╭─ Data in this exercise

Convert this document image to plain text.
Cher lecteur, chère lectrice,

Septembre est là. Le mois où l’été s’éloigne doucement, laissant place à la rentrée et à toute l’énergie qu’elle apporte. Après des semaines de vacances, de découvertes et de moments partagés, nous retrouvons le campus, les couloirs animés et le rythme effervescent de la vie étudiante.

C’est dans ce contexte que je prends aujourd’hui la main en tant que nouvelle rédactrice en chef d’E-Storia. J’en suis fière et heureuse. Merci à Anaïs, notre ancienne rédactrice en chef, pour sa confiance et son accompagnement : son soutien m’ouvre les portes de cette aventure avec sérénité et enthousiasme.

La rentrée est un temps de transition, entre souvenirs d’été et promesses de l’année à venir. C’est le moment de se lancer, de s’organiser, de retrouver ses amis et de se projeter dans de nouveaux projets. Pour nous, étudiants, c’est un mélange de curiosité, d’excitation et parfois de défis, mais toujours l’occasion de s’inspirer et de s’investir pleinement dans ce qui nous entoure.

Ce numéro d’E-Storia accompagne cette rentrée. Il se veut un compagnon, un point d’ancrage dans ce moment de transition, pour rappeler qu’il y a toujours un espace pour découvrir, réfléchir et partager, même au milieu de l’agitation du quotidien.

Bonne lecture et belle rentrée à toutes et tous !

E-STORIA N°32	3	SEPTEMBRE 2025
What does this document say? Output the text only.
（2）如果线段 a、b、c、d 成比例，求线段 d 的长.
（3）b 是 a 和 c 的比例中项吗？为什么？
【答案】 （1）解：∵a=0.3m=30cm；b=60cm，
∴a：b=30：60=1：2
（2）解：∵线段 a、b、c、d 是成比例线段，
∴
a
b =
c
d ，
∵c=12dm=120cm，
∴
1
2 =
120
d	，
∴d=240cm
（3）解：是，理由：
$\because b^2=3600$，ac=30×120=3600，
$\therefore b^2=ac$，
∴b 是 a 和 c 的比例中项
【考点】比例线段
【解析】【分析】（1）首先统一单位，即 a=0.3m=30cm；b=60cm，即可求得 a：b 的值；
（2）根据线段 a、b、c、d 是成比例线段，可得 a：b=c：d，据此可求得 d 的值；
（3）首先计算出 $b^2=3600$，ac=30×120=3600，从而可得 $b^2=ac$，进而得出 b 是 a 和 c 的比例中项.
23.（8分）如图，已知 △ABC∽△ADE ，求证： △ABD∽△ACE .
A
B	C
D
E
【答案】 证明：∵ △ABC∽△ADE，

╰─

» Your objective: Restate each record word for word.

» Written reply:
Convert this document image to plain text.
Cher lecteur, chère lectrice,

Septembre est là. Le mois où l’été s’éloigne doucement, laissant place à la rentrée et à toute l’énergie qu’elle apporte. Après des semaines de vacances, de découvertes et de moments partagés, nous retrouvons le campus, les couloirs animés et le rythme effervescent de la vie étudiante.

C’est dans ce contexte que je prends aujourd’hui la main en tant que nouvelle rédactrice en chef d’E-Storia. J’en suis fière et heureuse. Merci à Anaïs, notre ancienne rédactrice en chef, pour sa confiance et son accompagnement : son soutien m’ouvre les portes de cette aventure avec sérénité et enthousiasme.

La rentrée est un temps de transition, entre souvenirs d’été et promesses de l’année à venir. C’est le moment de se lancer, de s’organiser, de retrouver ses amis et de se projeter dans de nouveaux projets. Pour nous, étudiants, c’est un mélange de curiosité, d’excitation et parfois de défis, mais toujours l’occasion de s’inspirer et de s’investir pleinement dans ce qui nous entoure.

Ce numéro d’E-Storia accompagne cette rentrée. Il se veut un compagnon, un point d’ancrage dans ce moment de transition, pour rappeler qu’il y a toujours un espace pour découvrir, réfléchir et partager, même au milieu de l’agitation du quotidien.

Bonne lecture et belle rentrée à toutes et tous !

E-STORIA N°32	3	SEPTEMBRE 2025
What does this document say? Output the text only.
（2）如果线段 a、b、c、d 成比例，求线段 d 的长.
（3）b 是 a 和 c 的比例中项吗？为什么？
【答案】 （1）解：∵a=0.3m=30cm；b=60cm，
∴a：b=30：60=1：2
（2）解：∵线段 a、b、c、d 是成比例线段，
∴
a
b =
c
d ，
∵c=12dm=120cm，
∴
1
2 =
120
d	，
∴d=240cm
（3）解：是，理由：
$\because b^2=3600$，ac=30×120=3600，
$\therefore b^2=ac$，
∴b 是 a 和 c 的比例中项
【考点】比例线段
【解析】【分析】（1）首先统一单位，即 a=0.3m=30cm；b=60cm，即可求得 a：b 的值；
（2）根据线段 a、b、c、d 是成比例线段，可得 a：b=c：d，据此可求得 d 的值；
（3）首先计算出 $b^2=3600$，ac=30×120=3600，从而可得 $b^2=ac$，进而得出 b 是 a 和 c 的比例中项.
23.（8分）如图，已知 △ABC∽△ADE ，求证： △ABD∽△ACE .
A
B	C
D
E
【答案】 证明：∵ △ABC∽△ADE，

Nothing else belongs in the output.